◆ PROBLEM TO WORK ON: Show, in full, each line of the data that contains "Якутск".

--- BEGIN EXCERPTED RECORDS ---

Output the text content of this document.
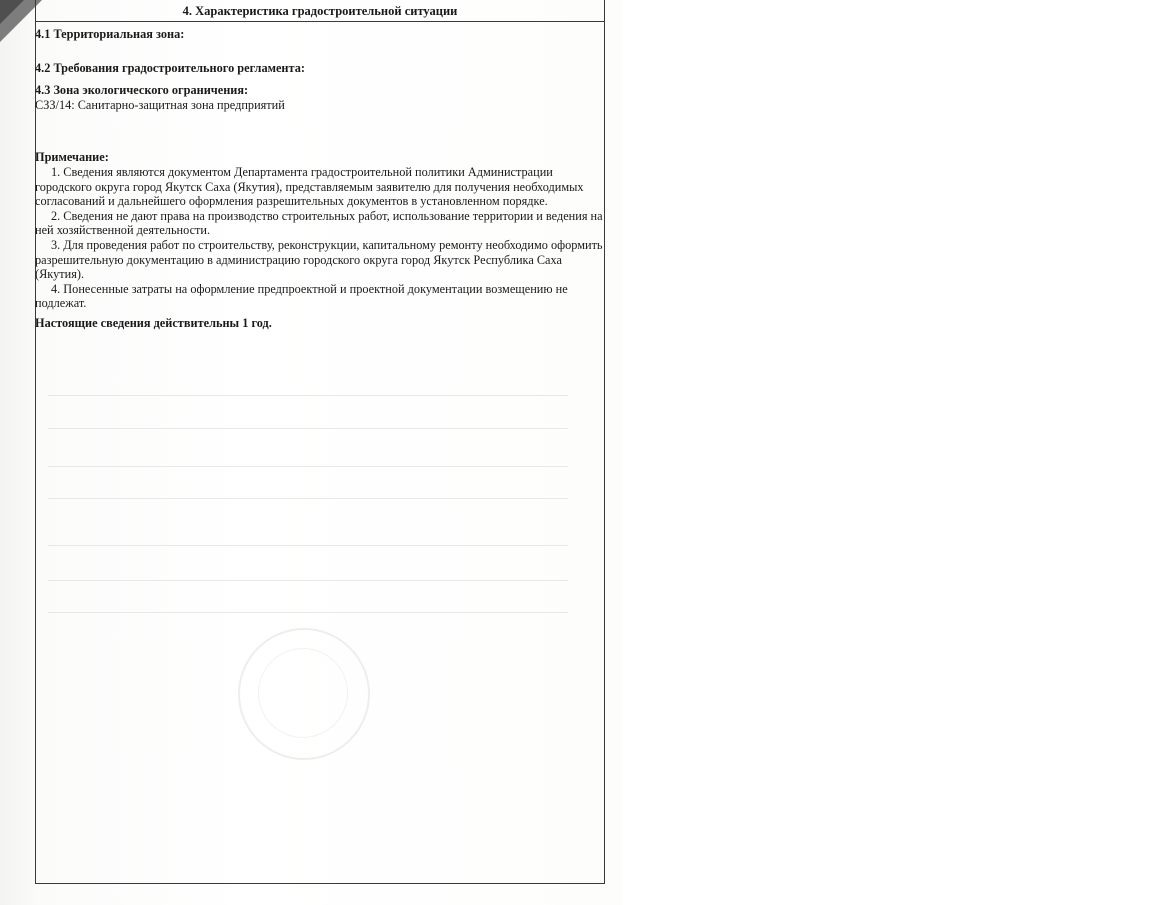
4. Характеристика градостроительной ситуации

4.1 Территориальная зона:

4.2 Требования градостроительного регламента:

4.3 Зона экологического ограничения:

СЗЗ/14: Санитарно-защитная зона предприятий

Примечание:

1. Сведения являются документом Департамента градостроительной политики Администрации городского округа город Якутск Саха (Якутия), представляемым заявителю для получения необходимых согласований и дальнейшего оформления разрешительных документов в установленном порядке.

2. Сведения не дают права на производство строительных работ, использование территории и ведения на ней хозяйственной деятельности.

3. Для проведения работ по строительству, реконструкции, капитальному ремонту необходимо оформить разрешительную документацию в администрацию городского округа город Якутск Республика Саха (Якутия).

4. Понесенные затраты на оформление предпроектной и проектной документации возмещению не подлежат.

Настоящие сведения действительны 1 год.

--- END EXCERPTED RECORDS ---

◆ EXPECTED ANSWER:
1. Сведения являются документом Департамента градостроительной политики Администрации городского округа город Якутск Саха (Якутия), представляемым заявителю для получения необходимых согласований и дальнейшего оформления разрешительных документов в установленном порядке.
3. Для проведения работ по строительству, реконструкции, капитальному ремонту необходимо оформить разрешительную документацию в администрацию городского округа город Якутск Республика Саха (Якутия).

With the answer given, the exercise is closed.